(Saved data entries)
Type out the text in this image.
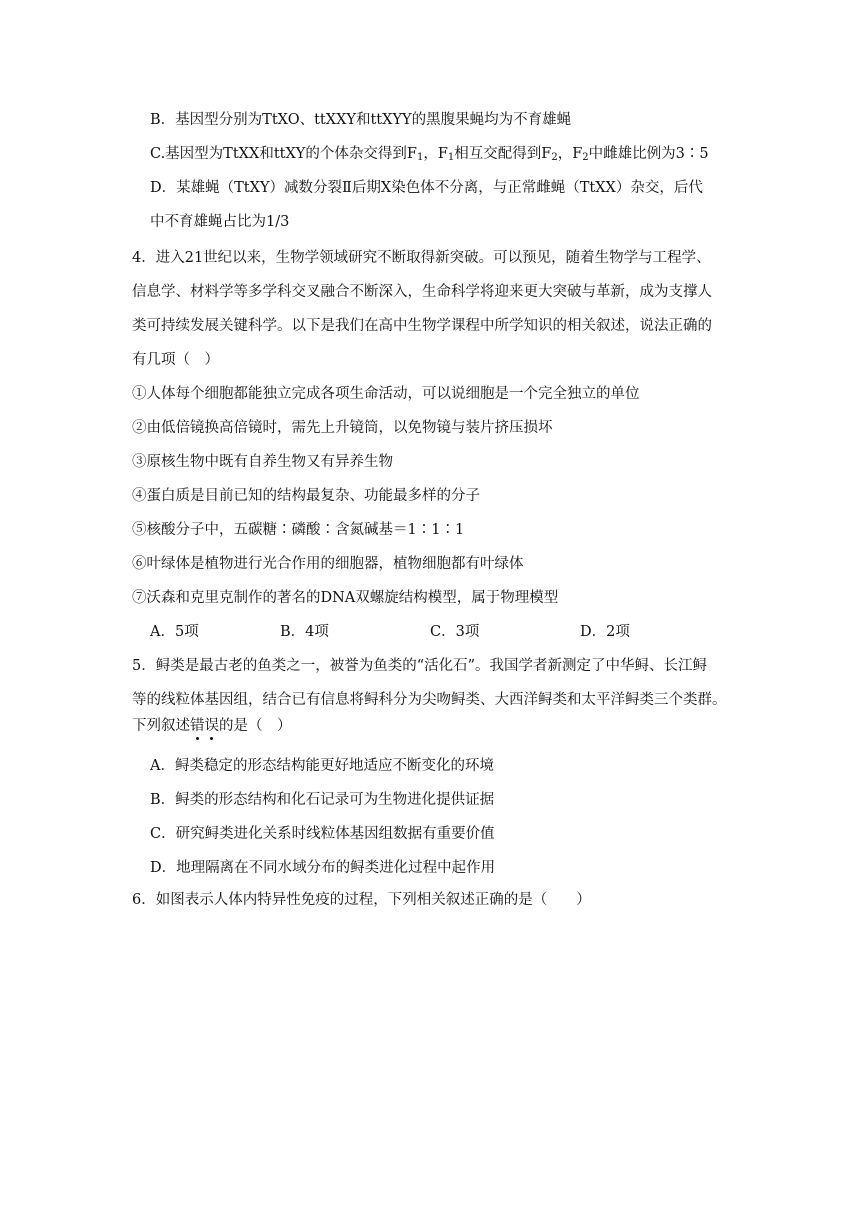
B．基因型分别为TtXO、ttXXY和ttXYY的黑腹果蝇均为不育雄蝇
C.基因型为TtXX和ttXY的个体杂交得到$F_1$，$F_1$相互交配得到$F_2$，$F_2$中雌雄比例为3∶5
D．某雄蝇（TtXY）减数分裂Ⅱ后期X染色体不分离，与正常雌蝇（TtXX）杂交，后代
中不育雄蝇占比为1/3
4．进入21世纪以来，生物学领域研究不断取得新突破。可以预见，随着生物学与工程学、
信息学、材料学等多学科交叉融合不断深入，生命科学将迎来更大突破与革新，成为支撑人
类可持续发展关键科学。以下是我们在高中生物学课程中所学知识的相关叙述，说法正确的
有几项（　）
①人体每个细胞都能独立完成各项生命活动，可以说细胞是一个完全独立的单位
②由低倍镜换高倍镜时，需先上升镜筒，以免物镜与装片挤压损坏
③原核生物中既有自养生物又有异养生物
④蛋白质是目前已知的结构最复杂、功能最多样的分子
⑤核酸分子中，五碳糖∶磷酸∶含氮碱基＝1∶1∶1
⑥叶绿体是植物进行光合作用的细胞器，植物细胞都有叶绿体
⑦沃森和克里克制作的著名的DNA双螺旋结构模型，属于物理模型
A．5项	B．4项	C．3项	D．2项
5．鲟类是最古老的鱼类之一，被誉为鱼类的“活化石”。我国学者新测定了中华鲟、长江鲟
等的线粒体基因组，结合已有信息将鲟科分为尖吻鲟类、大西洋鲟类和太平洋鲟类三个类群。
下列叙述错误的是（　）
A．鲟类稳定的形态结构能更好地适应不断变化的环境
B．鲟类的形态结构和化石记录可为生物进化提供证据
C．研究鲟类进化关系时线粒体基因组数据有重要价值
D．地理隔离在不同水域分布的鲟类进化过程中起作用
6．如图表示人体内特异性免疫的过程，下列相关叙述正确的是（　　）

- _What you should do_
Without the pictures, restate all the entries above exactly.

- _Completed task_
Type out the text in this image.
B．基因型分别为TtXO、ttXXY和ttXYY的黑腹果蝇均为不育雄蝇
C.基因型为TtXX和ttXY的个体杂交得到$F_1$，$F_1$相互交配得到$F_2$，$F_2$中雌雄比例为3∶5
D．某雄蝇（TtXY）减数分裂Ⅱ后期X染色体不分离，与正常雌蝇（TtXX）杂交，后代
中不育雄蝇占比为1/3
4．进入21世纪以来，生物学领域研究不断取得新突破。可以预见，随着生物学与工程学、
信息学、材料学等多学科交叉融合不断深入，生命科学将迎来更大突破与革新，成为支撑人
类可持续发展关键科学。以下是我们在高中生物学课程中所学知识的相关叙述，说法正确的
有几项（　）
①人体每个细胞都能独立完成各项生命活动，可以说细胞是一个完全独立的单位
②由低倍镜换高倍镜时，需先上升镜筒，以免物镜与装片挤压损坏
③原核生物中既有自养生物又有异养生物
④蛋白质是目前已知的结构最复杂、功能最多样的分子
⑤核酸分子中，五碳糖∶磷酸∶含氮碱基＝1∶1∶1
⑥叶绿体是植物进行光合作用的细胞器，植物细胞都有叶绿体
⑦沃森和克里克制作的著名的DNA双螺旋结构模型，属于物理模型
A．5项	B．4项	C．3项	D．2项
5．鲟类是最古老的鱼类之一，被誉为鱼类的“活化石”。我国学者新测定了中华鲟、长江鲟
等的线粒体基因组，结合已有信息将鲟科分为尖吻鲟类、大西洋鲟类和太平洋鲟类三个类群。
下列叙述错误的是（　）
A．鲟类稳定的形态结构能更好地适应不断变化的环境
B．鲟类的形态结构和化石记录可为生物进化提供证据
C．研究鲟类进化关系时线粒体基因组数据有重要价值
D．地理隔离在不同水域分布的鲟类进化过程中起作用
6．如图表示人体内特异性免疫的过程，下列相关叙述正确的是（　　）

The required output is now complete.